[Data entries for graphics]
□ □ □ □

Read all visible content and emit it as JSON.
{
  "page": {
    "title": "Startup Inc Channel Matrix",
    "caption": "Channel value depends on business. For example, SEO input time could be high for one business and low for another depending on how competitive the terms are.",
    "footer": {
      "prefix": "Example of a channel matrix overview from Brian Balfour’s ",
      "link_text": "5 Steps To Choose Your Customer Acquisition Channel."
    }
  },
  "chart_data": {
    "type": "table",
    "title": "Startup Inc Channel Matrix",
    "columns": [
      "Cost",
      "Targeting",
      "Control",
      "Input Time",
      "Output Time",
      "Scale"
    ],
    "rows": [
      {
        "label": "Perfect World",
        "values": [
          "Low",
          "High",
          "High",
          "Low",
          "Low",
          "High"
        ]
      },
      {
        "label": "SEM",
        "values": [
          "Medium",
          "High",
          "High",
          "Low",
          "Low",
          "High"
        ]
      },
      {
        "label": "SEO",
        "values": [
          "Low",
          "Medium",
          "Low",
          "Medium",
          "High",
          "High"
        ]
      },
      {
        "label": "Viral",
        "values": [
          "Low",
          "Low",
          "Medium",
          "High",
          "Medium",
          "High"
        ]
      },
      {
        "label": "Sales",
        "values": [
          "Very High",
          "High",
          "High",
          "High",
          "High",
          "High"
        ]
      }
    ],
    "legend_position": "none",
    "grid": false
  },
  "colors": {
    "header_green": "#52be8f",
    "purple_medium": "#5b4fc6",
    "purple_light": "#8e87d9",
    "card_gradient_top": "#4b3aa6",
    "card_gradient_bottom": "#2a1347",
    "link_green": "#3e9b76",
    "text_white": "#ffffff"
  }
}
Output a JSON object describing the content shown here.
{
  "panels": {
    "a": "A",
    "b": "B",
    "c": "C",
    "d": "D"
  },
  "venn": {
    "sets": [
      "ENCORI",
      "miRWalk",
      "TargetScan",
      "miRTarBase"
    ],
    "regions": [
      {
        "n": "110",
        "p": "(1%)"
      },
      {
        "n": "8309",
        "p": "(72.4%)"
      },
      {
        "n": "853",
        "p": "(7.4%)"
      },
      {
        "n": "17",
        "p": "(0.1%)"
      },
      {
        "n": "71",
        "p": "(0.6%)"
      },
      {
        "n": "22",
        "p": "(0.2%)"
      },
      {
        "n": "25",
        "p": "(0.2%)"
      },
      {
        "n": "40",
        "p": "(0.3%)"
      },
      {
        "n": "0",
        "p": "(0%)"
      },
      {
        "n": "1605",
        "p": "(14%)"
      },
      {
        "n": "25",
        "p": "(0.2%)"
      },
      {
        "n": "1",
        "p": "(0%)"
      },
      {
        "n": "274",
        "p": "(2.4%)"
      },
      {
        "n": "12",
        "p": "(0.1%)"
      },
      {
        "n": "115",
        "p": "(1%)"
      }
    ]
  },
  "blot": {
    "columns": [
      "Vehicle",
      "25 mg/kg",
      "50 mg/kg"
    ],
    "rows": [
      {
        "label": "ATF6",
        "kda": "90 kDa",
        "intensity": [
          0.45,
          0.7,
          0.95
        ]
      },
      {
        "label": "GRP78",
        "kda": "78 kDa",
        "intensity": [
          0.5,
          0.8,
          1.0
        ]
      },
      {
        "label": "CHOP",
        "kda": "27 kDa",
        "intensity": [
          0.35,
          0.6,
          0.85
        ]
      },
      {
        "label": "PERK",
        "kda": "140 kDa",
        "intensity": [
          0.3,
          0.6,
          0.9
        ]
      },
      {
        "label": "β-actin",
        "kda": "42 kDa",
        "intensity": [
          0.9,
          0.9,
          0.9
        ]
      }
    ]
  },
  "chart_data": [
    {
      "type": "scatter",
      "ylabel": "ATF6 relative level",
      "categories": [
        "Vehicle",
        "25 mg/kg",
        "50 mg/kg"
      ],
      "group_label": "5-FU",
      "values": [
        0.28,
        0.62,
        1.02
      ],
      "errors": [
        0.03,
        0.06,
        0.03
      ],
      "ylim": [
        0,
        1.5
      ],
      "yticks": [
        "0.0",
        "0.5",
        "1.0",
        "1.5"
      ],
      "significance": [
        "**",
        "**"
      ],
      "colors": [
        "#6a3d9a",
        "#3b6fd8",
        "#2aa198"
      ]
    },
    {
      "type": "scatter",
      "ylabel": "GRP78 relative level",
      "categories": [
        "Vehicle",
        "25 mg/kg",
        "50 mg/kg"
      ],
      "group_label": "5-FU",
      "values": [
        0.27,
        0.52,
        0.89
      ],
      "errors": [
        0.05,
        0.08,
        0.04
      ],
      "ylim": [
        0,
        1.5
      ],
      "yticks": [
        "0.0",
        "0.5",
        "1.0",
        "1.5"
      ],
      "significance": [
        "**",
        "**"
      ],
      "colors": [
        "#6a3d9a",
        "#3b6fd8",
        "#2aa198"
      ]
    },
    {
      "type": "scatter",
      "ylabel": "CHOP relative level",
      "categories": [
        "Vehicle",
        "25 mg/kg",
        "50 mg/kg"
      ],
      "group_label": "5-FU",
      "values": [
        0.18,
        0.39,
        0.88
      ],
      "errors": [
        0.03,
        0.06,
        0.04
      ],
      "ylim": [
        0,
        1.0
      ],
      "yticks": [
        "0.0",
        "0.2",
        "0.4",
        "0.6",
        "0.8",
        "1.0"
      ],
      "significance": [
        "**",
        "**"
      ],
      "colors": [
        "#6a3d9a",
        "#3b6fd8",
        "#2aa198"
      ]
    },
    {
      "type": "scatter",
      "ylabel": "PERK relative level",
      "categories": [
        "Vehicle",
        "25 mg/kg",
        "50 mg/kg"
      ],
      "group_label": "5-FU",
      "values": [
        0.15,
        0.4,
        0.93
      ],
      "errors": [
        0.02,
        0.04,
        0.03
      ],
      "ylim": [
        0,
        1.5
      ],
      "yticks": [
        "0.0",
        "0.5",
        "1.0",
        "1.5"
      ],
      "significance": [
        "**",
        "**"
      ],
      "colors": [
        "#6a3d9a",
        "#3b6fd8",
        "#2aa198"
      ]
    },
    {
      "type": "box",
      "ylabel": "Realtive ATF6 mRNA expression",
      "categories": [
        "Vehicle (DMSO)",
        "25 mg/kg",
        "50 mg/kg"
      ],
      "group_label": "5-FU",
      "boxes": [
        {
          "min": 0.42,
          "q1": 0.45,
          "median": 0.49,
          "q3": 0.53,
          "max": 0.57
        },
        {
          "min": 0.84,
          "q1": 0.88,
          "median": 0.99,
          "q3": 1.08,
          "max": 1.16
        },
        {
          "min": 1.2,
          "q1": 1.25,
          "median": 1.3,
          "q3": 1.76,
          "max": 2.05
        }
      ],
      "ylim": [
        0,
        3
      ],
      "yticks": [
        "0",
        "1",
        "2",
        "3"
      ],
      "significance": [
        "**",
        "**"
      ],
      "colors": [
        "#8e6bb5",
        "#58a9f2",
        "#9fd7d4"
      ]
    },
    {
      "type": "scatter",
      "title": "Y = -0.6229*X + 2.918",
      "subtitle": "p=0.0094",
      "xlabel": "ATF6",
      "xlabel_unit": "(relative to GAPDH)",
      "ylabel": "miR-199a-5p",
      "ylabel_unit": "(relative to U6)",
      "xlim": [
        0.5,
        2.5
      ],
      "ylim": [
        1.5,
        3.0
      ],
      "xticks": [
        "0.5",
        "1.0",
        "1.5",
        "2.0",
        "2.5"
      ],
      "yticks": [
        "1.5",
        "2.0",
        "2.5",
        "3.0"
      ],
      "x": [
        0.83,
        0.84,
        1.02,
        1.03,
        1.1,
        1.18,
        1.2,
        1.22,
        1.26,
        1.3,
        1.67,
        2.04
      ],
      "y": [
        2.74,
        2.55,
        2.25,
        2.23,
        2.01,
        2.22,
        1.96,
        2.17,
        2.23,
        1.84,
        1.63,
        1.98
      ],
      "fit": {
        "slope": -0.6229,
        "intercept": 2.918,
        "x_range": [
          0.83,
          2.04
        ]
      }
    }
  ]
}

□ □ □ □

● **Instructions to follow**
Wherever the string "relative" appears in the data above, report the whole line.

● **Task output**
      "ylabel": "ATF6 relative level",
      "ylabel": "GRP78 relative level",
      "ylabel": "CHOP relative level",
      "ylabel": "PERK relative level",
      "xlabel_unit": "(relative to GAPDH)",
      "ylabel_unit": "(relative to U6)",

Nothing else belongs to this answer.